■ Material shown ■

§ §

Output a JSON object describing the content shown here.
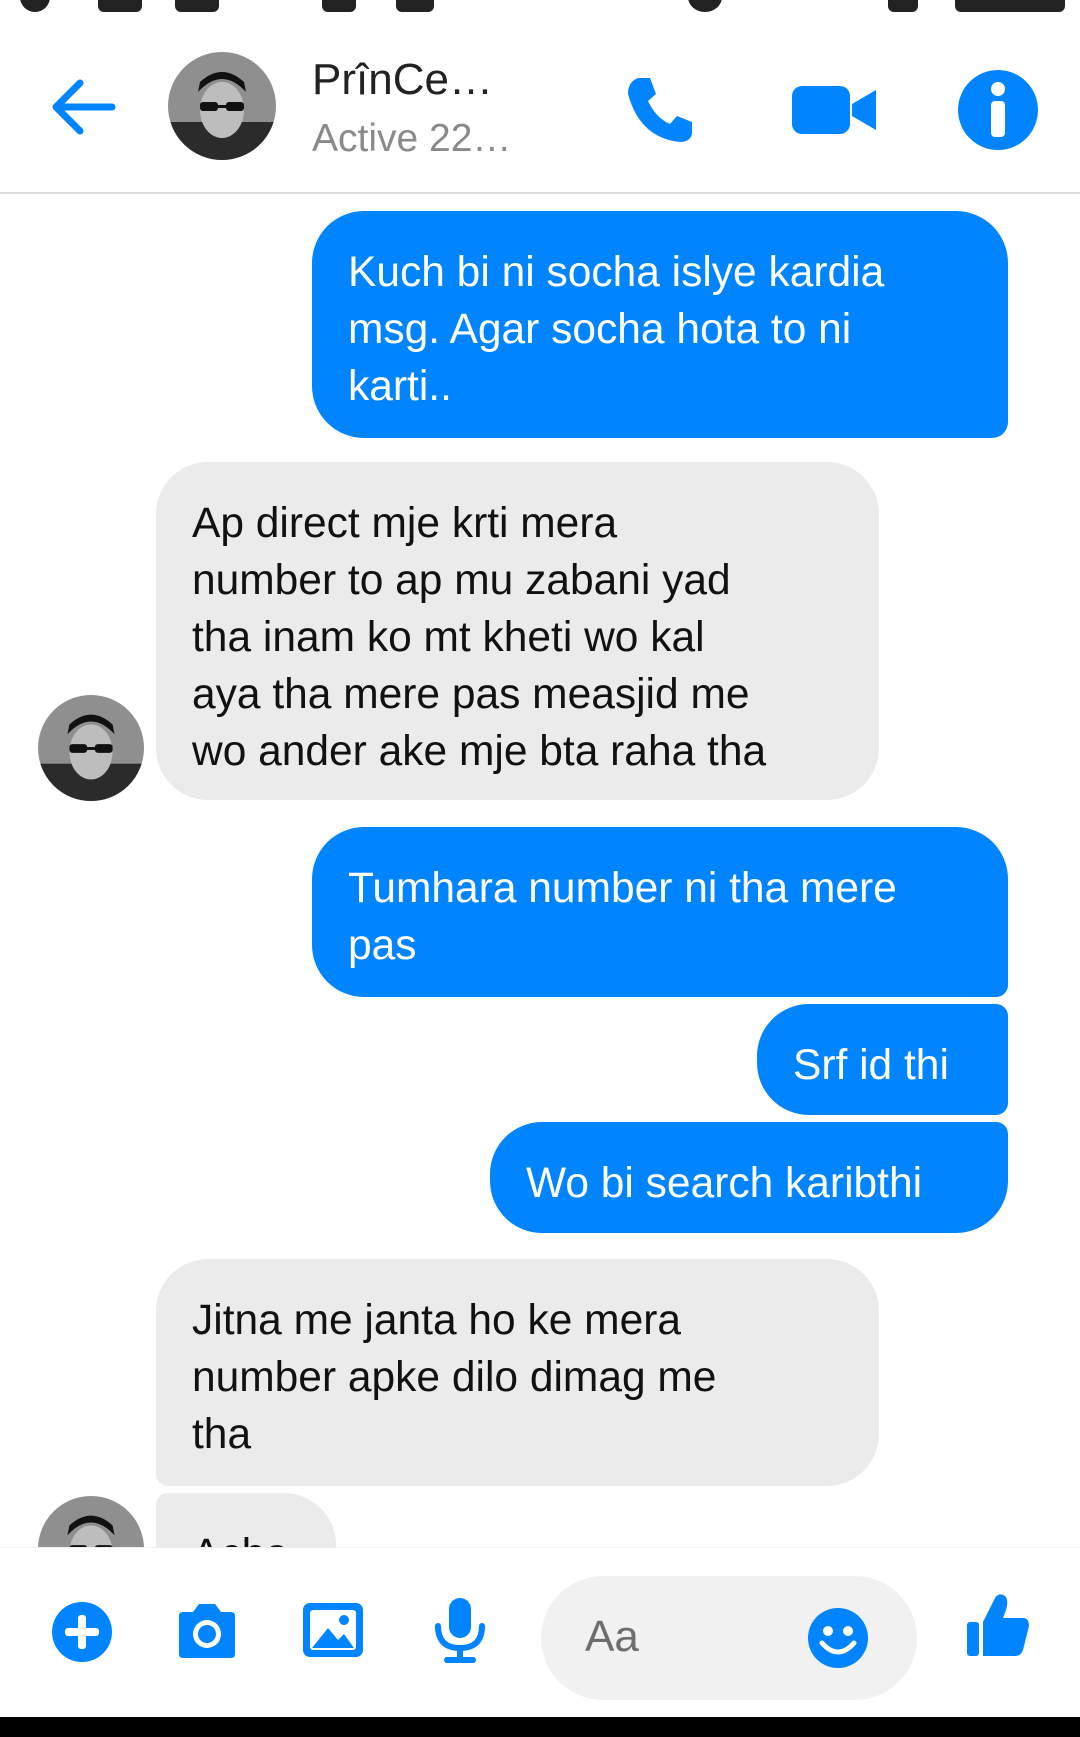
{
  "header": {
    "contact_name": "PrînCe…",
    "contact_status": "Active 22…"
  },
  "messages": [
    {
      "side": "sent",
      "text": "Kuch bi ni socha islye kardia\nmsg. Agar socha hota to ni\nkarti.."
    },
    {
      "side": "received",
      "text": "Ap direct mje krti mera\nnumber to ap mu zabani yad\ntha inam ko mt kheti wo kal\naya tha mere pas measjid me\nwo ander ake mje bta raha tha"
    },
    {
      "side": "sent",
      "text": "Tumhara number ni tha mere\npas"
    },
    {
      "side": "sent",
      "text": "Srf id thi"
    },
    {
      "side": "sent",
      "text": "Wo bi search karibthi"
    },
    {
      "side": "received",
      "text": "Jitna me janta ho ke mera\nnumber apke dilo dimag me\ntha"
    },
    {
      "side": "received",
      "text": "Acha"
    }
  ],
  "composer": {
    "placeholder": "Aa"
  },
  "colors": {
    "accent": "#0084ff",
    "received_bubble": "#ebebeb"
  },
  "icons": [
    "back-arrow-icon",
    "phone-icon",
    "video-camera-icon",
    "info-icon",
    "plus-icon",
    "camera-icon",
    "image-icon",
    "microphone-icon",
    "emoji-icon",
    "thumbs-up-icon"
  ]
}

§ §

■ Exercise aim ■
Every record above must be given again exactly; drop the pictures.

■ Completed exercise ■
Output a JSON object describing the content shown here.
{
  "header": {
    "contact_name": "PrînCe…",
    "contact_status": "Active 22…"
  },
  "messages": [
    {
      "side": "sent",
      "text": "Kuch bi ni socha islye kardia\nmsg. Agar socha hota to ni\nkarti.."
    },
    {
      "side": "received",
      "text": "Ap direct mje krti mera\nnumber to ap mu zabani yad\ntha inam ko mt kheti wo kal\naya tha mere pas measjid me\nwo ander ake mje bta raha tha"
    },
    {
      "side": "sent",
      "text": "Tumhara number ni tha mere\npas"
    },
    {
      "side": "sent",
      "text": "Srf id thi"
    },
    {
      "side": "sent",
      "text": "Wo bi search karibthi"
    },
    {
      "side": "received",
      "text": "Jitna me janta ho ke mera\nnumber apke dilo dimag me\ntha"
    },
    {
      "side": "received",
      "text": "Acha"
    }
  ],
  "composer": {
    "placeholder": "Aa"
  },
  "colors": {
    "accent": "#0084ff",
    "received_bubble": "#ebebeb"
  },
  "icons": [
    "back-arrow-icon",
    "phone-icon",
    "video-camera-icon",
    "info-icon",
    "plus-icon",
    "camera-icon",
    "image-icon",
    "microphone-icon",
    "emoji-icon",
    "thumbs-up-icon"
  ]
}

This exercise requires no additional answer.